Task brief
Copy out every line of the records below without any changes.

+++ Records for this exercise

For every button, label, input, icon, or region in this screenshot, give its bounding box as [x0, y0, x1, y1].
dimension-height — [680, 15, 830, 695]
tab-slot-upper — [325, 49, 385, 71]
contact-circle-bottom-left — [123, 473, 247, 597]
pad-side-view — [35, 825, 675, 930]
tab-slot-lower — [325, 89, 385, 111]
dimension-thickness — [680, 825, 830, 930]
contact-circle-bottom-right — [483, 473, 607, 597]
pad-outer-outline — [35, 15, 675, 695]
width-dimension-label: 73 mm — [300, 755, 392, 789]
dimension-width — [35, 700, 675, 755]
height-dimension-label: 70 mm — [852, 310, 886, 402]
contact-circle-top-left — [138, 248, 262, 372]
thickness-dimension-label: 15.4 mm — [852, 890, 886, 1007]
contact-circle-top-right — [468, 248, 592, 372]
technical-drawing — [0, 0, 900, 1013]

++++++

Exercise result
For every button, label, input, icon, or region in this screenshot, give its bounding box as [x0, y0, x1, y1].
dimension-height — [680, 15, 830, 695]
tab-slot-upper — [325, 49, 385, 71]
contact-circle-bottom-left — [123, 473, 247, 597]
pad-side-view — [35, 825, 675, 930]
tab-slot-lower — [325, 89, 385, 111]
dimension-thickness — [680, 825, 830, 930]
contact-circle-bottom-right — [483, 473, 607, 597]
pad-outer-outline — [35, 15, 675, 695]
width-dimension-label: 73 mm — [300, 755, 392, 789]
dimension-width — [35, 700, 675, 755]
height-dimension-label: 70 mm — [852, 310, 886, 402]
contact-circle-top-left — [138, 248, 262, 372]
thickness-dimension-label: 15.4 mm — [852, 890, 886, 1007]
contact-circle-top-right — [468, 248, 592, 372]
technical-drawing — [0, 0, 900, 1013]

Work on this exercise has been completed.